* **STATED GOAL**
Faithfully return all lines, omitting every embedded picture.

(Dataset records)
+ + + + +
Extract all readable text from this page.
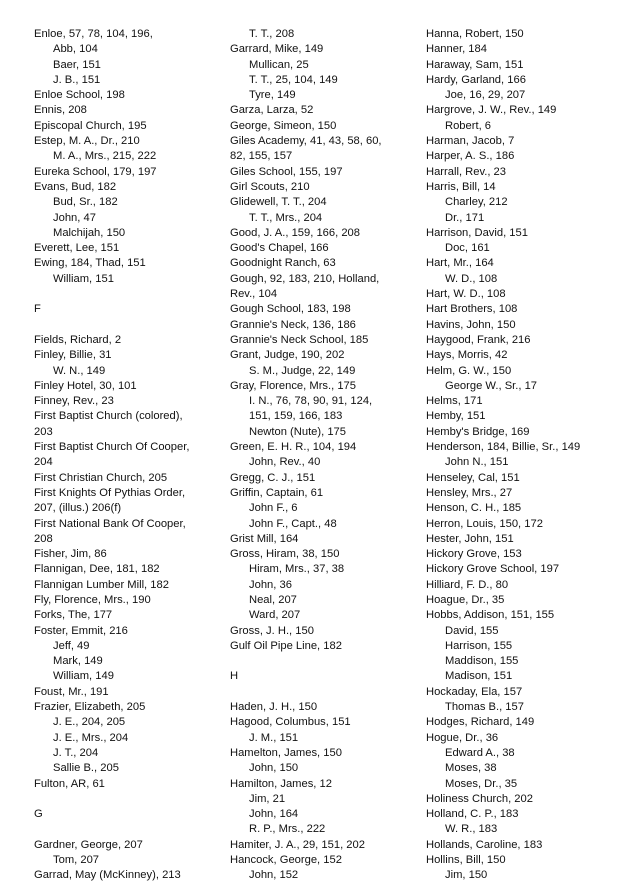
Enloe, 57, 78, 104, 196,
Abb, 104
Baer, 151
J. B., 151
Enloe School, 198
Ennis, 208
Episcopal Church, 195
Estep, M. A., Dr., 210
M. A., Mrs., 215, 222
Eureka School, 179, 197
Evans, Bud, 182
Bud, Sr., 182
John, 47
Malchijah, 150
Everett, Lee, 151
Ewing, 184, Thad, 151
William, 151
F
Fields, Richard, 2
Finley, Billie, 31
W. N., 149
Finley Hotel, 30, 101
Finney, Rev., 23
First Baptist Church (colored),
203
First Baptist Church Of Cooper,
204
First Christian Church, 205
First Knights Of Pythias Order,
207, (illus.) 206(f)
First National Bank Of Cooper,
208
Fisher, Jim, 86
Flannigan, Dee, 181, 182
Flannigan Lumber Mill, 182
Fly, Florence, Mrs., 190
Forks, The, 177
Foster, Emmit, 216
Jeff, 49
Mark, 149
William, 149
Foust, Mr., 191
Frazier, Elizabeth, 205
J. E., 204, 205
J. E., Mrs., 204
J. T., 204
Sallie B., 205
Fulton, AR, 61
G
Gardner, George, 207
Tom, 207
Garrad, May (McKinney), 213
T. T., 208
Garrard, Mike, 149
Mullican, 25
T. T., 25, 104, 149
Tyre, 149
Garza, Larza, 52
George, Simeon, 150
Giles Academy, 41, 43, 58, 60,
82, 155, 157
Giles School, 155, 197
Girl Scouts, 210
Glidewell, T. T., 204
T. T., Mrs., 204
Good, J. A., 159, 166, 208
Good's Chapel, 166
Goodnight Ranch, 63
Gough, 92, 183, 210, Holland,
Rev., 104
Gough School, 183, 198
Grannie's Neck, 136, 186
Grannie's Neck School, 185
Grant, Judge, 190, 202
S. M., Judge, 22, 149
Gray, Florence, Mrs., 175
I. N., 76, 78, 90, 91, 124,
151, 159, 166, 183
Newton (Nute), 175
Green, E. H. R., 104, 194
John, Rev., 40
Gregg, C. J., 151
Griffin, Captain, 61
John F., 6
John F., Capt., 48
Grist Mill, 164
Gross, Hiram, 38, 150
Hiram, Mrs., 37, 38
John, 36
Neal, 207
Ward, 207
Gross, J. H., 150
Gulf Oil Pipe Line, 182
H
Haden, J. H., 150
Hagood, Columbus, 151
J. M., 151
Hamelton, James, 150
John, 150
Hamilton, James, 12
Jim, 21
John, 164
R. P., Mrs., 222
Hamiter, J. A., 29, 151, 202
Hancock, George, 152
John, 152
Hanna, Robert, 150
Hanner, 184
Haraway, Sam, 151
Hardy, Garland, 166
Joe, 16, 29, 207
Hargrove, J. W., Rev., 149
Robert, 6
Harman, Jacob, 7
Harper, A. S., 186
Harrall, Rev., 23
Harris, Bill, 14
Charley, 212
Dr., 171
Harrison, David, 151
Doc, 161
Hart, Mr., 164
W. D., 108
Hart, W. D., 108
Hart Brothers, 108
Havins, John, 150
Haygood, Frank, 216
Hays, Morris, 42
Helm, G. W., 150
George W., Sr., 17
Helms, 171
Hemby, 151
Hemby's Bridge, 169
Henderson, 184, Billie, Sr., 149
John N., 151
Henseley, Cal, 151
Hensley, Mrs., 27
Henson, C. H., 185
Herron, Louis, 150, 172
Hester, John, 151
Hickory Grove, 153
Hickory Grove School, 197
Hilliard, F. D., 80
Hoague, Dr., 35
Hobbs, Addison, 151, 155
David, 155
Harrison, 155
Maddison, 155
Madison, 151
Hockaday, Ela, 157
Thomas B., 157
Hodges, Richard, 149
Hogue, Dr., 36
Edward A., 38
Moses, 38
Moses, Dr., 35
Holiness Church, 202
Holland, C. P., 183
W. R., 183
Hollands, Caroline, 183
Hollins, Bill, 150
Jim, 150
+ + + + +
* **FINISHED EXERCISE**
Extract all readable text from this page.
Enloe, 57, 78, 104, 196,
Abb, 104
Baer, 151
J. B., 151
Enloe School, 198
Ennis, 208
Episcopal Church, 195
Estep, M. A., Dr., 210
M. A., Mrs., 215, 222
Eureka School, 179, 197
Evans, Bud, 182
Bud, Sr., 182
John, 47
Malchijah, 150
Everett, Lee, 151
Ewing, 184, Thad, 151
William, 151
F
Fields, Richard, 2
Finley, Billie, 31
W. N., 149
Finley Hotel, 30, 101
Finney, Rev., 23
First Baptist Church (colored),
203
First Baptist Church Of Cooper,
204
First Christian Church, 205
First Knights Of Pythias Order,
207, (illus.) 206(f)
First National Bank Of Cooper,
208
Fisher, Jim, 86
Flannigan, Dee, 181, 182
Flannigan Lumber Mill, 182
Fly, Florence, Mrs., 190
Forks, The, 177
Foster, Emmit, 216
Jeff, 49
Mark, 149
William, 149
Foust, Mr., 191
Frazier, Elizabeth, 205
J. E., 204, 205
J. E., Mrs., 204
J. T., 204
Sallie B., 205
Fulton, AR, 61
G
Gardner, George, 207
Tom, 207
Garrad, May (McKinney), 213
T. T., 208
Garrard, Mike, 149
Mullican, 25
T. T., 25, 104, 149
Tyre, 149
Garza, Larza, 52
George, Simeon, 150
Giles Academy, 41, 43, 58, 60,
82, 155, 157
Giles School, 155, 197
Girl Scouts, 210
Glidewell, T. T., 204
T. T., Mrs., 204
Good, J. A., 159, 166, 208
Good's Chapel, 166
Goodnight Ranch, 63
Gough, 92, 183, 210, Holland,
Rev., 104
Gough School, 183, 198
Grannie's Neck, 136, 186
Grannie's Neck School, 185
Grant, Judge, 190, 202
S. M., Judge, 22, 149
Gray, Florence, Mrs., 175
I. N., 76, 78, 90, 91, 124,
151, 159, 166, 183
Newton (Nute), 175
Green, E. H. R., 104, 194
John, Rev., 40
Gregg, C. J., 151
Griffin, Captain, 61
John F., 6
John F., Capt., 48
Grist Mill, 164
Gross, Hiram, 38, 150
Hiram, Mrs., 37, 38
John, 36
Neal, 207
Ward, 207
Gross, J. H., 150
Gulf Oil Pipe Line, 182
H
Haden, J. H., 150
Hagood, Columbus, 151
J. M., 151
Hamelton, James, 150
John, 150
Hamilton, James, 12
Jim, 21
John, 164
R. P., Mrs., 222
Hamiter, J. A., 29, 151, 202
Hancock, George, 152
John, 152
Hanna, Robert, 150
Hanner, 184
Haraway, Sam, 151
Hardy, Garland, 166
Joe, 16, 29, 207
Hargrove, J. W., Rev., 149
Robert, 6
Harman, Jacob, 7
Harper, A. S., 186
Harrall, Rev., 23
Harris, Bill, 14
Charley, 212
Dr., 171
Harrison, David, 151
Doc, 161
Hart, Mr., 164
W. D., 108
Hart, W. D., 108
Hart Brothers, 108
Havins, John, 150
Haygood, Frank, 216
Hays, Morris, 42
Helm, G. W., 150
George W., Sr., 17
Helms, 171
Hemby, 151
Hemby's Bridge, 169
Henderson, 184, Billie, Sr., 149
John N., 151
Henseley, Cal, 151
Hensley, Mrs., 27
Henson, C. H., 185
Herron, Louis, 150, 172
Hester, John, 151
Hickory Grove, 153
Hickory Grove School, 197
Hilliard, F. D., 80
Hoague, Dr., 35
Hobbs, Addison, 151, 155
David, 155
Harrison, 155
Maddison, 155
Madison, 151
Hockaday, Ela, 157
Thomas B., 157
Hodges, Richard, 149
Hogue, Dr., 36
Edward A., 38
Moses, 38
Moses, Dr., 35
Holiness Church, 202
Holland, C. P., 183
W. R., 183
Hollands, Caroline, 183
Hollins, Bill, 150
Jim, 150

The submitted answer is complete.